EXERCISE DETAILS
Reproduce the lines of the material exactly, excluding every image.

━━ MATERIAL TO PROCESS ━━

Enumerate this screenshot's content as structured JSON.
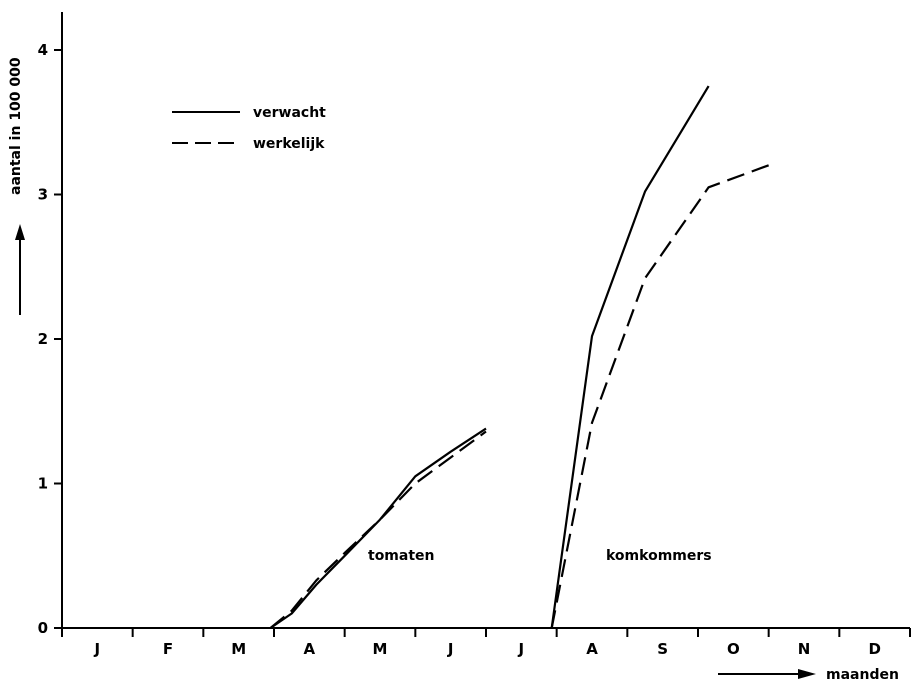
{
  "chart_data": {
    "type": "line",
    "title": "",
    "xlabel": "maanden",
    "ylabel": "aantal in 100 000",
    "categories": [
      "J",
      "F",
      "M",
      "A",
      "M",
      "J",
      "J",
      "A",
      "S",
      "O",
      "N",
      "D"
    ],
    "xlim": [
      0,
      12
    ],
    "ylim": [
      0,
      4
    ],
    "yticks": [
      0,
      1,
      2,
      3,
      4
    ],
    "grid": false,
    "legend_position": "top-left",
    "legend": [
      {
        "label": "verwacht",
        "style": "solid"
      },
      {
        "label": "werkelijk",
        "style": "dashed"
      }
    ],
    "annotations": [
      "tomaten",
      "komkommers"
    ],
    "series": [
      {
        "name": "verwacht",
        "group": "tomaten",
        "style": "solid",
        "x": [
          2.95,
          3.25,
          3.6,
          4.0,
          4.5,
          5.0,
          5.5,
          6.0
        ],
        "y": [
          0,
          0.1,
          0.3,
          0.5,
          0.75,
          1.05,
          1.22,
          1.38
        ]
      },
      {
        "name": "werkelijk",
        "group": "tomaten",
        "style": "dashed",
        "x": [
          2.95,
          3.25,
          3.6,
          4.0,
          4.5,
          5.0,
          5.5,
          6.0
        ],
        "y": [
          0,
          0.12,
          0.33,
          0.52,
          0.75,
          1.0,
          1.18,
          1.36
        ]
      },
      {
        "name": "verwacht",
        "group": "komkommers",
        "style": "solid",
        "x": [
          6.93,
          7.5,
          8.25,
          9.15
        ],
        "y": [
          0,
          2.02,
          3.02,
          3.75
        ]
      },
      {
        "name": "werkelijk",
        "group": "komkommers",
        "style": "dashed",
        "x": [
          6.93,
          7.5,
          8.25,
          9.15,
          10.1
        ],
        "y": [
          0,
          1.42,
          2.42,
          3.05,
          3.22
        ]
      }
    ],
    "colors": {
      "line": "#000000",
      "background": "#ffffff"
    }
  }
}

━━━

RESPONSE TO THIS EXERCISE
Enumerate this screenshot's content as structured JSON.
{
  "chart_data": {
    "type": "line",
    "title": "",
    "xlabel": "maanden",
    "ylabel": "aantal in 100 000",
    "categories": [
      "J",
      "F",
      "M",
      "A",
      "M",
      "J",
      "J",
      "A",
      "S",
      "O",
      "N",
      "D"
    ],
    "xlim": [
      0,
      12
    ],
    "ylim": [
      0,
      4
    ],
    "yticks": [
      0,
      1,
      2,
      3,
      4
    ],
    "grid": false,
    "legend_position": "top-left",
    "legend": [
      {
        "label": "verwacht",
        "style": "solid"
      },
      {
        "label": "werkelijk",
        "style": "dashed"
      }
    ],
    "annotations": [
      "tomaten",
      "komkommers"
    ],
    "series": [
      {
        "name": "verwacht",
        "group": "tomaten",
        "style": "solid",
        "x": [
          2.95,
          3.25,
          3.6,
          4.0,
          4.5,
          5.0,
          5.5,
          6.0
        ],
        "y": [
          0,
          0.1,
          0.3,
          0.5,
          0.75,
          1.05,
          1.22,
          1.38
        ]
      },
      {
        "name": "werkelijk",
        "group": "tomaten",
        "style": "dashed",
        "x": [
          2.95,
          3.25,
          3.6,
          4.0,
          4.5,
          5.0,
          5.5,
          6.0
        ],
        "y": [
          0,
          0.12,
          0.33,
          0.52,
          0.75,
          1.0,
          1.18,
          1.36
        ]
      },
      {
        "name": "verwacht",
        "group": "komkommers",
        "style": "solid",
        "x": [
          6.93,
          7.5,
          8.25,
          9.15
        ],
        "y": [
          0,
          2.02,
          3.02,
          3.75
        ]
      },
      {
        "name": "werkelijk",
        "group": "komkommers",
        "style": "dashed",
        "x": [
          6.93,
          7.5,
          8.25,
          9.15,
          10.1
        ],
        "y": [
          0,
          1.42,
          2.42,
          3.05,
          3.22
        ]
      }
    ],
    "colors": {
      "line": "#000000",
      "background": "#ffffff"
    }
  }
}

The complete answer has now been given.